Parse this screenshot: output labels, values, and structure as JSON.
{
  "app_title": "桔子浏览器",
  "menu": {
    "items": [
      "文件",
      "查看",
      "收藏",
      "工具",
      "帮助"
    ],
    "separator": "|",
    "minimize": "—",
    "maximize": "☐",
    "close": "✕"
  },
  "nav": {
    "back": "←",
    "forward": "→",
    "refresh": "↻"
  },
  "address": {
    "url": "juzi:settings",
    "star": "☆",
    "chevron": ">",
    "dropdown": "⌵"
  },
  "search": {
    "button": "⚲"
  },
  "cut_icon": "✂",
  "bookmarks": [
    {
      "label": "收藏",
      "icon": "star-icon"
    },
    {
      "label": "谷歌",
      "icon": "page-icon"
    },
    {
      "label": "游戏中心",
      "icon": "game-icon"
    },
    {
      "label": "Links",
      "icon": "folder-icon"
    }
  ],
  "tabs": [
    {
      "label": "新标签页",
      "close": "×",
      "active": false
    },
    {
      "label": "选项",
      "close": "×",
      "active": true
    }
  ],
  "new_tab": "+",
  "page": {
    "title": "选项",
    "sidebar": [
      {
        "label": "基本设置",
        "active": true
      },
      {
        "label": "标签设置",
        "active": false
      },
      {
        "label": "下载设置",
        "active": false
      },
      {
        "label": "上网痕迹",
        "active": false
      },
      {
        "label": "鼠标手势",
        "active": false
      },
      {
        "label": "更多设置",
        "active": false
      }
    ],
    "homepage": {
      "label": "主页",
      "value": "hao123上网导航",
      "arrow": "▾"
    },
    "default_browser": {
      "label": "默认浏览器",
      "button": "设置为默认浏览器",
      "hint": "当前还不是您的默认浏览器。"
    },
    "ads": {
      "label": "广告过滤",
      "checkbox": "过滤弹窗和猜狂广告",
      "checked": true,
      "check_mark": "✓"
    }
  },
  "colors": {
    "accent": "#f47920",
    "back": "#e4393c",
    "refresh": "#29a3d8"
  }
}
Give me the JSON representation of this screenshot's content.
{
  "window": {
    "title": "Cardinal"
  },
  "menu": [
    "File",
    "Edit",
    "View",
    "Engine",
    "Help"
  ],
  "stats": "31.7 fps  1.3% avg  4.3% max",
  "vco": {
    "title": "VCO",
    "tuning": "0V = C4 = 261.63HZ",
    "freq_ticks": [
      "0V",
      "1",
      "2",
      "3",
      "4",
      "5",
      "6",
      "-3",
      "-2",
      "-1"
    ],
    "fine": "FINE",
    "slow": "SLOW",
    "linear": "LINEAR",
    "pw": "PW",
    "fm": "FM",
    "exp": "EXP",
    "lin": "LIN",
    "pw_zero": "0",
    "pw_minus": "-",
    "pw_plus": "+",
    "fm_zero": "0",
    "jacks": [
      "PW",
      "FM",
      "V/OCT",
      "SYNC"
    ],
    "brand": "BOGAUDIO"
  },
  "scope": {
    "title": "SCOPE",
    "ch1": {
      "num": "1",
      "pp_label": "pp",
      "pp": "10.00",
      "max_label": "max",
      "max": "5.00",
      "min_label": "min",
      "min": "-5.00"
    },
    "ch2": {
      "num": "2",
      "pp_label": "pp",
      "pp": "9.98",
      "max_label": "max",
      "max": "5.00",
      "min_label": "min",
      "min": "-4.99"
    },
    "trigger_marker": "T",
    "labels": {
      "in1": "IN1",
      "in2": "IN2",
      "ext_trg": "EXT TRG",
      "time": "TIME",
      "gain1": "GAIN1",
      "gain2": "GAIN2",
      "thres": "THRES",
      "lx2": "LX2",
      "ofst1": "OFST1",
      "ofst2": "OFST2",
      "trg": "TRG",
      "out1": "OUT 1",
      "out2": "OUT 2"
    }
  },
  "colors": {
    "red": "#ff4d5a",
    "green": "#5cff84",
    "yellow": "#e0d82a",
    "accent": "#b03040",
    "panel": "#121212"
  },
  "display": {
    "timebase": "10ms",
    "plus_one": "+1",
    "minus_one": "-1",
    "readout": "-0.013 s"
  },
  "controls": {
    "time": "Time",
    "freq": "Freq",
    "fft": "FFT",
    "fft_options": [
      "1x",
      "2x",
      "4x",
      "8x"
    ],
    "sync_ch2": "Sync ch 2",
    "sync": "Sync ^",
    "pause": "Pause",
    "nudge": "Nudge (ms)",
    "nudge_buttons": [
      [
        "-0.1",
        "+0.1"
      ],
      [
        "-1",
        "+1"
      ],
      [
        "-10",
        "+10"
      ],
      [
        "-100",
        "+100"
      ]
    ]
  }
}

* _TASK STATEMENT_: Tell how many lines include "screenshot". The number is the whole answer.

* _THE RESPONSE_: 2